### INSTRUCTIONS FOR THE TASK
Give the number of lines below that contain "from", with no other output.

### RECORDS FOR THE TASK
* START *

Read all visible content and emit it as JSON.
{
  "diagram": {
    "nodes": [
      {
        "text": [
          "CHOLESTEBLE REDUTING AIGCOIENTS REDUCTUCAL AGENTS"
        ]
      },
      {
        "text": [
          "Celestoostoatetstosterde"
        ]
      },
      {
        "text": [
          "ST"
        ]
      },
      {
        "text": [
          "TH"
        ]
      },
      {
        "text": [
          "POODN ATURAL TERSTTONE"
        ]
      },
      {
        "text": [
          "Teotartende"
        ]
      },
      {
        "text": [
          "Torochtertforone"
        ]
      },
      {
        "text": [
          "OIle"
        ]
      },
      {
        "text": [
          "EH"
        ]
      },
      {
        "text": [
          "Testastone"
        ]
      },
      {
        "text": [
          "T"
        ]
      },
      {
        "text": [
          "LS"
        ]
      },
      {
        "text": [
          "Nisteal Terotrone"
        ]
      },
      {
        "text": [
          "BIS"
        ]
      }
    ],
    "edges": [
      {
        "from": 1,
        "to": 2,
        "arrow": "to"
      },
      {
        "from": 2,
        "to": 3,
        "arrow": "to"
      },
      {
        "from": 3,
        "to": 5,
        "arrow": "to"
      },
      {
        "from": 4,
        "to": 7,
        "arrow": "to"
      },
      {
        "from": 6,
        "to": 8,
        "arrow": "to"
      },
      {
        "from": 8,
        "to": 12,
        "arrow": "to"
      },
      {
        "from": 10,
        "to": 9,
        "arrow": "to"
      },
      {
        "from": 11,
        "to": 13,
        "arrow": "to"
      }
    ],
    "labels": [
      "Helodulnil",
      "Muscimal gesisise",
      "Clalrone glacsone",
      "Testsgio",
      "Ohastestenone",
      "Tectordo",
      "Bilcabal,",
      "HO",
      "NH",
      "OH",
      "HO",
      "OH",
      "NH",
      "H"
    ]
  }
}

* END *

### EXERCISE OUTPUT
8